## Selected excerpt
⟨
LunaHeather · 12/02/2021 13:11

Mrsplum "Since making my decision I have met a genuinely amazing guy who treats me like a princess and fights to pay for everything but with no expectations of me and my time or emotions"

Fighting to pay for everything isn't a good sign. I don't even want to know what treating you like a princess means but you will see expectations soon enough I reckon.

billy1966 · 12/02/2021 13:15

@LunaHeather

Mrsplum "Since making my decision I have met a genuinely amazing guy who treats me like a princess and fights to pay for everything but with no expectations of me and my time or emotions"

Fighting to pay for everything isn't a good sign. I don't even want to know what treating you like a princess means but you will see expectations soon enough I reckon.

Agree.

All within 4 weeks....😳

Tread with [email protected] people barely know a persons name and job after that amount of time.
Flowers

mrsplum2015 · 12/02/2021 13:17

Oh yeah of course people cannot read my situation from one post
And I said straight away that I have no idea what will happen with this man and we are just as likely to be friends as anything else
But he is a truly decent man and for anyone who has been with a cock lodger love bomber they will understand it absolutely helps to have another perspective on life to avoid the constant messaging and manipulation

No thoughts of soul mate or anything else with this one, just we get on well and he is a truly decent guy when the musician just made himself appear that way

mrsplum2015 · 12/02/2021 13:19

I met this guy through a friend totally out of nowhere, was not looking, but there is a friendship developing after seeing each other twice since. That's it. I know he's amazing because my friend has known him for years and I trust her opinion

LunaHeather · 12/02/2021 13:21

@mrsplum2015

I met this guy through a friend totally out of nowhere, was not looking, but there is a friendship developing after seeing each other twice since. That's it. I know he's amazing because my friend has known him for years and I trust her opinion
🤦🏽‍♀️
rawalpindithelabrador · 12/02/2021 13:43

So you left a crap relationship and went straight into another. Why? Just why are some so desperate to be coupled up they'll just take anything going?
⟩
## Information shown
⟨
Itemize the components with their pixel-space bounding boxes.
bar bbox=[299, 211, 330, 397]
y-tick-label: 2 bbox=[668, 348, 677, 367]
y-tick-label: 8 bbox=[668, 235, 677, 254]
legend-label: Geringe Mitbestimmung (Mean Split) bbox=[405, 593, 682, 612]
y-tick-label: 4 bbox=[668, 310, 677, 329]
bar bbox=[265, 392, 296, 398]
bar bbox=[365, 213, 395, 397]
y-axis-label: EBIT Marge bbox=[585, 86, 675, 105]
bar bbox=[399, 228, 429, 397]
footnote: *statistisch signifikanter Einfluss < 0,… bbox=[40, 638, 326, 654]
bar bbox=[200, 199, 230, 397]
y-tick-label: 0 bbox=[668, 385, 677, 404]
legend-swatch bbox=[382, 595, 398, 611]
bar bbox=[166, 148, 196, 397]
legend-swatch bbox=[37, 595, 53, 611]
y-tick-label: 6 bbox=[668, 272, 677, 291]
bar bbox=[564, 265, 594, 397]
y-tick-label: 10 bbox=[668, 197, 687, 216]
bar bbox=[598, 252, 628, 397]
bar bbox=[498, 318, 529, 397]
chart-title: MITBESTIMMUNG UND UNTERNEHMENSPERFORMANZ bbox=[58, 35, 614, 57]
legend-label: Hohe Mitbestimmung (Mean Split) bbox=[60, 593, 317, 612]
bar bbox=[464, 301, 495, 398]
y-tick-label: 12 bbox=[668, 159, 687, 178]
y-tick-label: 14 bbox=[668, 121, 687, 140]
⟩
## Problems and tasks
1. Please repeat the part of the forum thread that opens with the words containing "So you left" and closes with "take anything going?".
2. Name each distinct username that appears as the author of a post in the forum thread.

## Solutions
1.
So you left a crap relationship and went straight into another. Why? Just why are some so desperate to be coupled up they'll just take anything going?

2.
LunaHeather
billy1966
mrsplum2015
rawalpindithelabrador